Задания
1: Отредактируйте отрывок об Эренбурге: перепишите всё, начиная с «Есть чей-то рассказ» и вниз до «русской литературе) оригинален.», заменив «молодую мать» на «молодую женщину».
2: Подхватите отрывок об Эренбурге и продолжите его сразу после последнего приведенного предложения.

Отрывок
════════════════════
Эренбург — самый современный из всех русских писателей, внутренних и внешних, — или не так: он уже не русский писатель, а европейский, и именно потому — один из современнейших русских. Это — конечно, еретик (и потому — революционер) настоящий. У настоящего еретика есть то же свойство, что у динамита: взрыв (творческий) — идет по линии наибольшего сопротивления. Оттого в 1918 году он написал ‘Молитву о России’, а в 1922 году — ‘Хулио Хуренито’ и ‘Повести о 13 трубках’. Труднее всего идти, когда под ногами все колышется, нет ничего твердого, никаких — говоря по-ницшевски — ‘костылей достоверности’. И такой труднейший путь Агасфера — путь на все посягающего скепсиса — выбрал Эренбург. Полнее всего это в его романе ‘Хулио Хуренито’.
Есть чей-то рассказ про одну молодую мать: она должна была родить, и так она любила этого своего будущего ребенка, так хотела поскорей увидеть его, что, не дождавшись девяти месяцев, — родила через шесть. То же случилось с ‘Хулио Хуренито’ Эренбурга. Впрочем, может быть, это был просто инстинкт самосохранения: если бы роман дозрел — он мог вырасти в нечто такое крупное, что автор бы не выдержал — лопнул. Но и так — с не закрывшимся на темени родничком, не обросший волосами — а может быть, кое-где и кожей, — роман очень значителен и (в русской литературе) оригинален.
Едва ли не оригинальнее всего, что роман — умный, и сам Хулио Хуренито — умный. За редкими исключениями, русская литература десятилетиями специализировалась на дураках, тупицах, идиотах, блаженных, а если пробовала умных — редко у кого выходило умно. У Эренбурга — вышло. Другое: тонкая, остро отточенная ирония. Это — тоже оружие европейца, у нас его знают очень немногие, это — шпага, у нас — дубинка, кнут. На шпагу — поочередно, безжалостно — нанизывает Эренбург империалистскую войну, буржуазную мораль, религию, социализм, государство — всякое. И вот тут-то бросаются в глаза незаросшие кожей куски: рядом с превосходными главами, под которыми не стыдно подписаться и Франсу, — есть абортирование, с философией очень поверхностной и фельетонной (глава 6 — рассуждения о любви, глава 15 — ‘чемпион цивилизации’ и др.).
В форме романа — тоже европеец. Как и большинство современных европейских писателей, автора гораздо больше занимает сюжетная, архитектурная сторона, чем орнаментика. Сюжет построен в форме романа приключений — и жаль, что это не доведено до конца, нет единого сюжетного стержня, нет интриги: вещь от этого очень бы выиграла (хотя задача автора была бы, конечно, гораздо труднее). Превосходно, очень остро использован прием введения автора в число действующих лиц: Илья Эренбург — один из учеников ‘великого провокатора’ Хулио Хуренито.
════════════════════
Материал
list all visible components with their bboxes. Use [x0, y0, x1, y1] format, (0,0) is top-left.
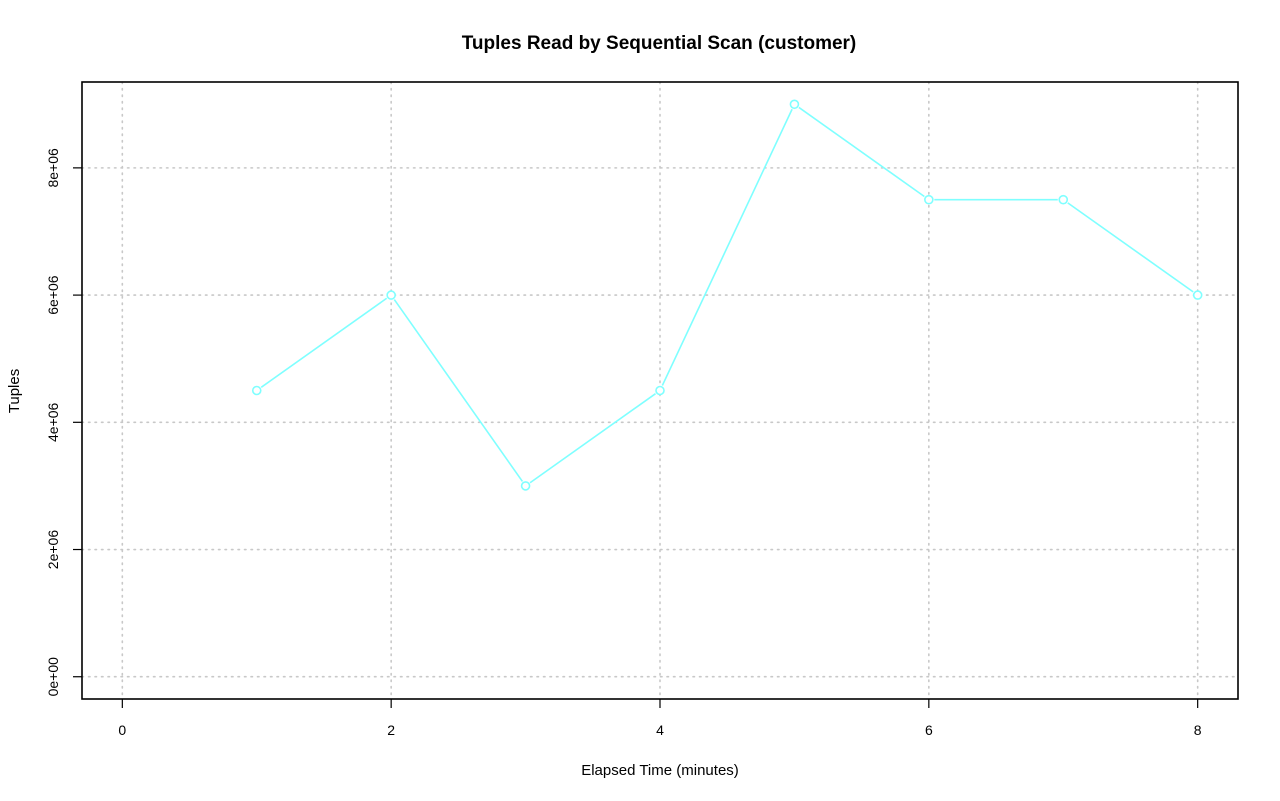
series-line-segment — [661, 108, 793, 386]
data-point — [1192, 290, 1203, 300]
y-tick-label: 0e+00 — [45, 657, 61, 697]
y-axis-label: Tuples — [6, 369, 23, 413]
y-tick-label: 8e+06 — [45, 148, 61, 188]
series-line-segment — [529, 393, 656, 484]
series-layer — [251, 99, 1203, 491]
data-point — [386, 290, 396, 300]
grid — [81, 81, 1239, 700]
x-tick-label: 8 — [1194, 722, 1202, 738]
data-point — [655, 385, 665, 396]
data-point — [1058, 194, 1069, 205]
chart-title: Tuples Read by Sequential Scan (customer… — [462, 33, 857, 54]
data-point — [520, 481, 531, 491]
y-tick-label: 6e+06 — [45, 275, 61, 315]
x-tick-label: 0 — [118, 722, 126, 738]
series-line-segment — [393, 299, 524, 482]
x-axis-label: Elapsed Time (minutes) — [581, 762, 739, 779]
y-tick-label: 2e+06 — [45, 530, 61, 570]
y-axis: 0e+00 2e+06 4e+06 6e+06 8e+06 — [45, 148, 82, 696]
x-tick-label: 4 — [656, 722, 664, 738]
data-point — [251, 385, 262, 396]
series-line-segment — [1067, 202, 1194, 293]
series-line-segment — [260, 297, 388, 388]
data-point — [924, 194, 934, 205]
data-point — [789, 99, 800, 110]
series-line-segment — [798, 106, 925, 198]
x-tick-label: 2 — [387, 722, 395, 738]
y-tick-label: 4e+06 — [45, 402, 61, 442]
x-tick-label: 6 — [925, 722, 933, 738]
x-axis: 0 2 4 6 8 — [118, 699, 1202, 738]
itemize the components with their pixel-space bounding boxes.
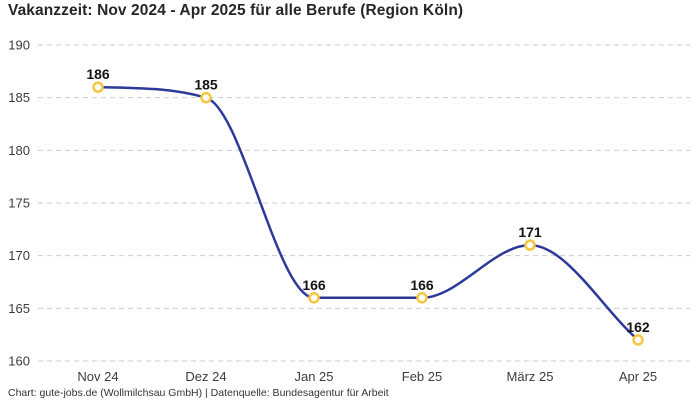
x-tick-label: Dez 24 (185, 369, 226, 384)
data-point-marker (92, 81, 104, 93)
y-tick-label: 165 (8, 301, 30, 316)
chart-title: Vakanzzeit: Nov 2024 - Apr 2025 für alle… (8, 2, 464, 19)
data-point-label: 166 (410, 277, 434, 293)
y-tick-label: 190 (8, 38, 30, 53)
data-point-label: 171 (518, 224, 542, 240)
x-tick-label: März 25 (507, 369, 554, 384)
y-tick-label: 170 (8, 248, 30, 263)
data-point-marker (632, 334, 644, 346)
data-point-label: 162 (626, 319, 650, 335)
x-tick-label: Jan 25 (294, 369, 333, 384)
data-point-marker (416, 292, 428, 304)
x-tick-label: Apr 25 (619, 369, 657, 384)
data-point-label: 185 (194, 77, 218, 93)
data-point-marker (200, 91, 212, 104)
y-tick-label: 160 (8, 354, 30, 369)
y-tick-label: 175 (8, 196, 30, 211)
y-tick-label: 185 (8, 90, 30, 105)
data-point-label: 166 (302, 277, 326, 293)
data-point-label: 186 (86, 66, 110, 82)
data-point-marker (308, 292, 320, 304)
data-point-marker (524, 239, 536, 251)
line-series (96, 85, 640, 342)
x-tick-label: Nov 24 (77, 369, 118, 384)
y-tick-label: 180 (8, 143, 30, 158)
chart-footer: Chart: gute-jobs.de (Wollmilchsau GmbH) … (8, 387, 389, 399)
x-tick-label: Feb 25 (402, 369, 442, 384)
════════════════════
Ответы
1:
Есть чей-то рассказ про одну молодую женщину: она должна была родить, и так она любила этого своего будущего ребенка, так хотела поскорей увидеть его, что, не дождавшись девяти месяцев, — родила через шесть. То же случилось с ‘Хулио Хуренито’ Эренбурга. Впрочем, может быть, это был просто инстинкт самосохранения: если бы роман дозрел — он мог вырасти в нечто такое крупное, что автор бы не выдержал — лопнул. Но и так — с не закрывшимся на темени родничком, не обросший волосами — а может быть, кое-где и кожей, — роман очень значителен и (в русской литературе) оригинален.

2:
В аборте больше всего уличает автора языковая сторона: тут много прорех, небрежностей, газетщины — вплоть до неизлечимой ‘пары недель’ (‘мы все вместе отправились на пару недель в Нидерланды’), вплоть до хронического ‘выявления’ (‘М-р Куль не выявлял никаких признаков неудовольствия’, ‘выявление бурных восторгов’, и еще выявление, и еще…), иной раз и синтаксис — перевод с какого-то на очень мало русский (‘Каялись, обещая, будучи министрами не быть’). И это тем обидней, что изобразительных способностей Эренбург отнюдь не лишен: свидетельство — его стихи, рассказы, и в романе нет-нет да и блеснут, запомнятся золотые крупинки (у интеллигента — ‘бородка жидкая, будто в неурожайный год взошедшая’, в парижском кафе — женщины ‘с ярко намалеванной мишенью для поцелуев’).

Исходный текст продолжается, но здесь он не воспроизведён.